*To do*:
Your task is to copy every record exactly.

*Task material*:
━━━━━━━━
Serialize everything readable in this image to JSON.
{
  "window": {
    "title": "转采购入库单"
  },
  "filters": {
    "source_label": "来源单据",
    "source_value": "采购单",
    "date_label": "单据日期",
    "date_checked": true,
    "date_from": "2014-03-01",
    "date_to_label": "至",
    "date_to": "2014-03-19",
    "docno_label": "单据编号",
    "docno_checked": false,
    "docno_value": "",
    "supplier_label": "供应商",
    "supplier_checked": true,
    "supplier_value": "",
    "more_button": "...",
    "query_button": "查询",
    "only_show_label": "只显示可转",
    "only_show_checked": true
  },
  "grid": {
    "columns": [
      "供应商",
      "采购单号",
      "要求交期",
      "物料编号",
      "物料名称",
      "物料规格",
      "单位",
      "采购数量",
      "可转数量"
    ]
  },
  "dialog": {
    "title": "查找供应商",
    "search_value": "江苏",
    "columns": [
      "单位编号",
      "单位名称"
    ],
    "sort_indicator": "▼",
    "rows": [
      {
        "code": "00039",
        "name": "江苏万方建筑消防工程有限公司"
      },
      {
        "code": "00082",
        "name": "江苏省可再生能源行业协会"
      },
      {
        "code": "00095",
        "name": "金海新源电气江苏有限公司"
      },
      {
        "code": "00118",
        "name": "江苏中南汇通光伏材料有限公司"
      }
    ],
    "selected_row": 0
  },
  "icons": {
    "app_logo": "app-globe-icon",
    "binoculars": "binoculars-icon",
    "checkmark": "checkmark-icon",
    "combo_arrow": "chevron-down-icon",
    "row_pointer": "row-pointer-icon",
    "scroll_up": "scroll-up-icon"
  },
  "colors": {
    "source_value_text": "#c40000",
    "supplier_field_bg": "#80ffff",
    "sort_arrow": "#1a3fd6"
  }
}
━━━━━━━━
*Solution*:
Serialize everything readable in this image to JSON.
{
  "window": {
    "title": "转采购入库单"
  },
  "filters": {
    "source_label": "来源单据",
    "source_value": "采购单",
    "date_label": "单据日期",
    "date_checked": true,
    "date_from": "2014-03-01",
    "date_to_label": "至",
    "date_to": "2014-03-19",
    "docno_label": "单据编号",
    "docno_checked": false,
    "docno_value": "",
    "supplier_label": "供应商",
    "supplier_checked": true,
    "supplier_value": "",
    "more_button": "...",
    "query_button": "查询",
    "only_show_label": "只显示可转",
    "only_show_checked": true
  },
  "grid": {
    "columns": [
      "供应商",
      "采购单号",
      "要求交期",
      "物料编号",
      "物料名称",
      "物料规格",
      "单位",
      "采购数量",
      "可转数量"
    ]
  },
  "dialog": {
    "title": "查找供应商",
    "search_value": "江苏",
    "columns": [
      "单位编号",
      "单位名称"
    ],
    "sort_indicator": "▼",
    "rows": [
      {
        "code": "00039",
        "name": "江苏万方建筑消防工程有限公司"
      },
      {
        "code": "00082",
        "name": "江苏省可再生能源行业协会"
      },
      {
        "code": "00095",
        "name": "金海新源电气江苏有限公司"
      },
      {
        "code": "00118",
        "name": "江苏中南汇通光伏材料有限公司"
      }
    ],
    "selected_row": 0
  },
  "icons": {
    "app_logo": "app-globe-icon",
    "binoculars": "binoculars-icon",
    "checkmark": "checkmark-icon",
    "combo_arrow": "chevron-down-icon",
    "row_pointer": "row-pointer-icon",
    "scroll_up": "scroll-up-icon"
  },
  "colors": {
    "source_value_text": "#c40000",
    "supplier_field_bg": "#80ffff",
    "sort_arrow": "#1a3fd6"
  }
}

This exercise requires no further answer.